** Start of Dataset entries **

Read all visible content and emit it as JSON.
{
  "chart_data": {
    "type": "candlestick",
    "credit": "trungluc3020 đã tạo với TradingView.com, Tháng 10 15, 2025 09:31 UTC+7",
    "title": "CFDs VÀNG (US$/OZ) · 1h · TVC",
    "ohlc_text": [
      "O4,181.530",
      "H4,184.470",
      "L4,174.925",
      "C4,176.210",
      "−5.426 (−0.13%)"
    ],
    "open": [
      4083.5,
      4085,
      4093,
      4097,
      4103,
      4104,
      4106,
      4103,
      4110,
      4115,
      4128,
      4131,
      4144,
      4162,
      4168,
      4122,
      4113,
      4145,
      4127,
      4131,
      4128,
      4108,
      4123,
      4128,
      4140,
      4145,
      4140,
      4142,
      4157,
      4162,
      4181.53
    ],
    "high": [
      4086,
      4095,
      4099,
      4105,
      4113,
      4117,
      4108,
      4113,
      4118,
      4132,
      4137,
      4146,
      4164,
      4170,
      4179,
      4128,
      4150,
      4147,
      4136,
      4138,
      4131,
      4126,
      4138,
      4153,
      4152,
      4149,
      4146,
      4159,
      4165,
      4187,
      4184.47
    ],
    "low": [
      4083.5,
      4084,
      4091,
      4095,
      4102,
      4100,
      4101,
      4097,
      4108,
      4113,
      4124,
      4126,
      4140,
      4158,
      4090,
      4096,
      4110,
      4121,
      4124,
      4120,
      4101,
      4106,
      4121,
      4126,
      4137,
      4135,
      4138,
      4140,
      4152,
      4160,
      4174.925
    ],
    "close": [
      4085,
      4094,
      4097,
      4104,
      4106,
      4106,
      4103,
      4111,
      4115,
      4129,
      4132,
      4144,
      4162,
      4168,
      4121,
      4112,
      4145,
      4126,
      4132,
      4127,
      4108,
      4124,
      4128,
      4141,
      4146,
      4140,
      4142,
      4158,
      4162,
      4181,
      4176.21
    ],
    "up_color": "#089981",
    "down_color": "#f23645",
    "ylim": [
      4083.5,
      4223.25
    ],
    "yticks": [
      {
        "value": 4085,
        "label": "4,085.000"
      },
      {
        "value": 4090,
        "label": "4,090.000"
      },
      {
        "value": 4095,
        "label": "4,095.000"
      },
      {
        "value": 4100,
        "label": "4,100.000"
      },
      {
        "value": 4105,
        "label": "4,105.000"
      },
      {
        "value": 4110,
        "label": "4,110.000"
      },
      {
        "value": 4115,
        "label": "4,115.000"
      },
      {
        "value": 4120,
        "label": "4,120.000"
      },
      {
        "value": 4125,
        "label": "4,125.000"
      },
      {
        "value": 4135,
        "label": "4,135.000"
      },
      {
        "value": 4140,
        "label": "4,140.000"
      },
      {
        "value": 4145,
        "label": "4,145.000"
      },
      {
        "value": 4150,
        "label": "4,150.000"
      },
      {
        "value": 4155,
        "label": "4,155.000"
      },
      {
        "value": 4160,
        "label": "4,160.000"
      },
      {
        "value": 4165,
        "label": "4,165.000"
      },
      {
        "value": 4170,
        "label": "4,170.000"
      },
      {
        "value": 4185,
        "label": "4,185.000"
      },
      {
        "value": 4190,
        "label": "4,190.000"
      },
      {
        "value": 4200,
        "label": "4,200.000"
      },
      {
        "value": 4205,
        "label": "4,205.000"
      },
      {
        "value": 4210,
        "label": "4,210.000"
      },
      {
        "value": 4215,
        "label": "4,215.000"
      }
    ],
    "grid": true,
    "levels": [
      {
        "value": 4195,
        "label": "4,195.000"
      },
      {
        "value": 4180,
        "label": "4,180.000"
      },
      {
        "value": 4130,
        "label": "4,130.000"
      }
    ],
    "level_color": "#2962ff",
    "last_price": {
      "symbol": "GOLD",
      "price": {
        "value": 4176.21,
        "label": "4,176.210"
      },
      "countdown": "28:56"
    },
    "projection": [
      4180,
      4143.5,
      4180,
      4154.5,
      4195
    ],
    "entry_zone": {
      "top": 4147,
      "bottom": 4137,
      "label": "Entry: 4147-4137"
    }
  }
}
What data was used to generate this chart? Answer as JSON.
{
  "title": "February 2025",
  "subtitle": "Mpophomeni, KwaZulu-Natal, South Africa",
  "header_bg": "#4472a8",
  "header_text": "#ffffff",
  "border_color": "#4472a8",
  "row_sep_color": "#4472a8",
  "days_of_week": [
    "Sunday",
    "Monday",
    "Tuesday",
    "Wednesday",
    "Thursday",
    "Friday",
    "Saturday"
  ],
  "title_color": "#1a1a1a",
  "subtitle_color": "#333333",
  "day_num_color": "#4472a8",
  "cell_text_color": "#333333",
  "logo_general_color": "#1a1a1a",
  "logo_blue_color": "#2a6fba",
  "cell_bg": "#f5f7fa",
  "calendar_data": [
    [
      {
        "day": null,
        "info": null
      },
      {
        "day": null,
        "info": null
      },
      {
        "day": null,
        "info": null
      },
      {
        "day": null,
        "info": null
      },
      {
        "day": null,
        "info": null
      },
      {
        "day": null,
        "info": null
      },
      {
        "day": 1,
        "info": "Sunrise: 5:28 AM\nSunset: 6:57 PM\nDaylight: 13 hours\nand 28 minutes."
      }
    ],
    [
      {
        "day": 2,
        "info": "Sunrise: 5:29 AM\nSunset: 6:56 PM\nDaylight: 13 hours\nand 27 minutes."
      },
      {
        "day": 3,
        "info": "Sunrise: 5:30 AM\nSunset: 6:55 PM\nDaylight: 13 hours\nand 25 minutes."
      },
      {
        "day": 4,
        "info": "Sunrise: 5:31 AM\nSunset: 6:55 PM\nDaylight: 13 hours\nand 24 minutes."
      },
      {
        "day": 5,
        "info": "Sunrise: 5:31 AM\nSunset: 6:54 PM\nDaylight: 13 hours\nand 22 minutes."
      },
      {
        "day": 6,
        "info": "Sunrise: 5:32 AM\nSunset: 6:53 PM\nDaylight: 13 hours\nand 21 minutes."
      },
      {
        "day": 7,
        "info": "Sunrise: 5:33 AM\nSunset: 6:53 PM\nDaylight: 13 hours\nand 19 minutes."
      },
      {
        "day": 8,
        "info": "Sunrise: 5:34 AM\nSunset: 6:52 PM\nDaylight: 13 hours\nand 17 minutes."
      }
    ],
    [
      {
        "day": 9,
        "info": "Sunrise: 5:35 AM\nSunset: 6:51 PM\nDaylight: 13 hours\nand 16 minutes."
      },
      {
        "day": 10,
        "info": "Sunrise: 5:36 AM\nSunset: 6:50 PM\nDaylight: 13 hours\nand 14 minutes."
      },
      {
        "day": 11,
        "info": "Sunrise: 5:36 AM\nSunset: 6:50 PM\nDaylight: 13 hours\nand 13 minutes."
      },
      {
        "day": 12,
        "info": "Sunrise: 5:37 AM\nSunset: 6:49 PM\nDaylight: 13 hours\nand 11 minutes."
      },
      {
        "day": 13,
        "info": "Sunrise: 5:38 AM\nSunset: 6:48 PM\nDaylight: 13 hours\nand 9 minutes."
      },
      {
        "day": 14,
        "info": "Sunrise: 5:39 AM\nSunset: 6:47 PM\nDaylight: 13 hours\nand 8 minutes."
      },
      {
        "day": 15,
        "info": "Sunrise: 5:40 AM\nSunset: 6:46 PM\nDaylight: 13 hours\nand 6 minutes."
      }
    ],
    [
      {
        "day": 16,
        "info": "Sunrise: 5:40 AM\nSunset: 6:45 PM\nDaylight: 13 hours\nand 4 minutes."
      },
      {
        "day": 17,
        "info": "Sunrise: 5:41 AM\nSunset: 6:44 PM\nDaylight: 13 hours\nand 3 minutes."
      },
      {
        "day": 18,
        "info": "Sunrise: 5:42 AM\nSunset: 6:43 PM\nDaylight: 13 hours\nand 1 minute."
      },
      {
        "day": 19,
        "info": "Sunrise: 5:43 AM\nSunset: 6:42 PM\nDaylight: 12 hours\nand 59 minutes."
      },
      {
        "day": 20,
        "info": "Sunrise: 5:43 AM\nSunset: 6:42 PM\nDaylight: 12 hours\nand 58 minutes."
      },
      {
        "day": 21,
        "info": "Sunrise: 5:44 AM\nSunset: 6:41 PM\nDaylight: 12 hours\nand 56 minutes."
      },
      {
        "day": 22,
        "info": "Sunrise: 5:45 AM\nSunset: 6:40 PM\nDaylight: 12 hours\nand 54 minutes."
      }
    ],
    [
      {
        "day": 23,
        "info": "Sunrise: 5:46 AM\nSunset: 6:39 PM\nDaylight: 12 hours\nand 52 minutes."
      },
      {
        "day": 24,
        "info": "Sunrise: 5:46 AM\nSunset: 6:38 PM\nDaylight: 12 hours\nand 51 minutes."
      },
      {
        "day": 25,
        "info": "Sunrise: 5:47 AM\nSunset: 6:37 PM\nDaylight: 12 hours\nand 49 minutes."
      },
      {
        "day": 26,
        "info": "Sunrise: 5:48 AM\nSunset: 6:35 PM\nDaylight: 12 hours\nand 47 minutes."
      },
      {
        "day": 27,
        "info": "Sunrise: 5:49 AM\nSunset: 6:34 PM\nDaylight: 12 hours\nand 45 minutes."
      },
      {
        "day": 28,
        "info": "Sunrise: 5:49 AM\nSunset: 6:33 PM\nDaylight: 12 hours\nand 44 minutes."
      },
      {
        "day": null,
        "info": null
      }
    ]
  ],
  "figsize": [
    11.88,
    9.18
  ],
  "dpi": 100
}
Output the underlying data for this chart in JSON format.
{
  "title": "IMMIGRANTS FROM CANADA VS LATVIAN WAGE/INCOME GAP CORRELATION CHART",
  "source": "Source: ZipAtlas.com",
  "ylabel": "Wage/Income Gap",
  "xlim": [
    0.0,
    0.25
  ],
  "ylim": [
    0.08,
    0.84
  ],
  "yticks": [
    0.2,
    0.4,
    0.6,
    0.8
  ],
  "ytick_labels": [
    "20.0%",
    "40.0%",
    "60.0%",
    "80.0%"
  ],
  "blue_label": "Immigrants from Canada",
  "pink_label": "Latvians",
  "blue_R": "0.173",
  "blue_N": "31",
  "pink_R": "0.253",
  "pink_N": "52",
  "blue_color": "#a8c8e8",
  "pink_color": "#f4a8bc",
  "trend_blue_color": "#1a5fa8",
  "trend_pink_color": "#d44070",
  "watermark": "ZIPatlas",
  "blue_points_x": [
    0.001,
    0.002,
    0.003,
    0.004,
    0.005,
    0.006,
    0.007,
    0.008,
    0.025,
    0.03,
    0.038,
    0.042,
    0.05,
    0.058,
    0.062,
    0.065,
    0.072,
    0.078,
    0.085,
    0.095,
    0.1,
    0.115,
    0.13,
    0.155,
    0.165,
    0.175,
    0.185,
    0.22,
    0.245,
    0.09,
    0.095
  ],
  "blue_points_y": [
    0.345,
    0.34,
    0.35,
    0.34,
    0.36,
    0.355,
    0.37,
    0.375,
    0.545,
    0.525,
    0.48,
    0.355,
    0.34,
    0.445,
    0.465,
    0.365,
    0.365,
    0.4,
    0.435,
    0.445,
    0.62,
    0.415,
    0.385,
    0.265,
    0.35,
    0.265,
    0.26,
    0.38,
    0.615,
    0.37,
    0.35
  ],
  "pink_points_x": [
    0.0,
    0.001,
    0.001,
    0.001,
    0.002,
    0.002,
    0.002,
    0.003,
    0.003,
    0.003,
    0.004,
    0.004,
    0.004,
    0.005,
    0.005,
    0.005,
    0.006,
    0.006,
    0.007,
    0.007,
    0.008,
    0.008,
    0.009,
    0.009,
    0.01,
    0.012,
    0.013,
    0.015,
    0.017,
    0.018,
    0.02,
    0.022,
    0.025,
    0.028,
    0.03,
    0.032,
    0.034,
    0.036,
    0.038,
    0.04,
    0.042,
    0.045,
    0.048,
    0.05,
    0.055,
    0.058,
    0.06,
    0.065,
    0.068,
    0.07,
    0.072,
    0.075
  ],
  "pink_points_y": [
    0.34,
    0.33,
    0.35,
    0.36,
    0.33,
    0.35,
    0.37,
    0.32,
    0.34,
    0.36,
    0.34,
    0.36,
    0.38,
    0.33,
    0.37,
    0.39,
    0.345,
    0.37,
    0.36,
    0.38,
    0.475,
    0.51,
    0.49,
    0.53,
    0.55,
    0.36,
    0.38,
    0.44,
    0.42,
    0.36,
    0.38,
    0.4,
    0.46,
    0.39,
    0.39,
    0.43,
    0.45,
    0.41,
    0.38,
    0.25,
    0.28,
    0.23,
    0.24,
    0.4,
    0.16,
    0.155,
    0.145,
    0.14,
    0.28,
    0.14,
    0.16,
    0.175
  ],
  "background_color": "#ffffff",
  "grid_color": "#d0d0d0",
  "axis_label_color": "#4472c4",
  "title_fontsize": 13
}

** End of Dataset entries **

What you need to do =
Pick out every line of the listing containing the word "ffffff", and show those lines.

Answer to the exercise =
  "header_text": "#ffffff",
  "background_color": "#ffffff",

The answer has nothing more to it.